• _Exercise requirements_
Extract every line where the string "does" appears.
** start Data to use **
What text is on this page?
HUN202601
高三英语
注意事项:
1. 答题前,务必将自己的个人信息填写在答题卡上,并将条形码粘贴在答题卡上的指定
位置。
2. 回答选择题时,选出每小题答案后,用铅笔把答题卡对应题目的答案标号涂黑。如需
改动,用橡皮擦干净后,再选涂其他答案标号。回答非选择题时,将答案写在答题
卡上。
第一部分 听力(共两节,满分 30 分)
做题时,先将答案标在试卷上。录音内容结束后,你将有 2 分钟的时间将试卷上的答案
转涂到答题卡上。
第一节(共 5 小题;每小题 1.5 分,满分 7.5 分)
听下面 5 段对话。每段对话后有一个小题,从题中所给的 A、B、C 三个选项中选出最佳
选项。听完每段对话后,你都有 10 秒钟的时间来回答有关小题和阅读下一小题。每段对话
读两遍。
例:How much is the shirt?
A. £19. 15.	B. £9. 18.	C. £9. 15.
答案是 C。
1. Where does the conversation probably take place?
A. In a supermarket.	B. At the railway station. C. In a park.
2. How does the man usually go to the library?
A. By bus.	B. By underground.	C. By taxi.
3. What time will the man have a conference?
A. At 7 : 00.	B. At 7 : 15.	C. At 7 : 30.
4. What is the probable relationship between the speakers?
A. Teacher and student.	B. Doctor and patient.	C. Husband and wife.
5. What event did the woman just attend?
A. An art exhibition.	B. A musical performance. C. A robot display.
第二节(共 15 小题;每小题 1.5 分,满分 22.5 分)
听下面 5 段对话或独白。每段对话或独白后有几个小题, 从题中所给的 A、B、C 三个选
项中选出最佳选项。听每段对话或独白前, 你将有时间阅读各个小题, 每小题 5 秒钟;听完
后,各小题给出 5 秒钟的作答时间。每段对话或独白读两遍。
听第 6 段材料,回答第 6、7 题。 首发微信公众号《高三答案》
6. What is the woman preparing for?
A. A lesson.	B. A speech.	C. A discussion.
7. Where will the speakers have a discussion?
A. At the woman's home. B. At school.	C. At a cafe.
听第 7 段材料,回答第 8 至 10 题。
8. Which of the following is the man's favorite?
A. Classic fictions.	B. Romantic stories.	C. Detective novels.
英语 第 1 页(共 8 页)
** end Data to use **
• _Solution for this exercise_
1. Where does the conversation probably take place?
2. How does the man usually go to the library?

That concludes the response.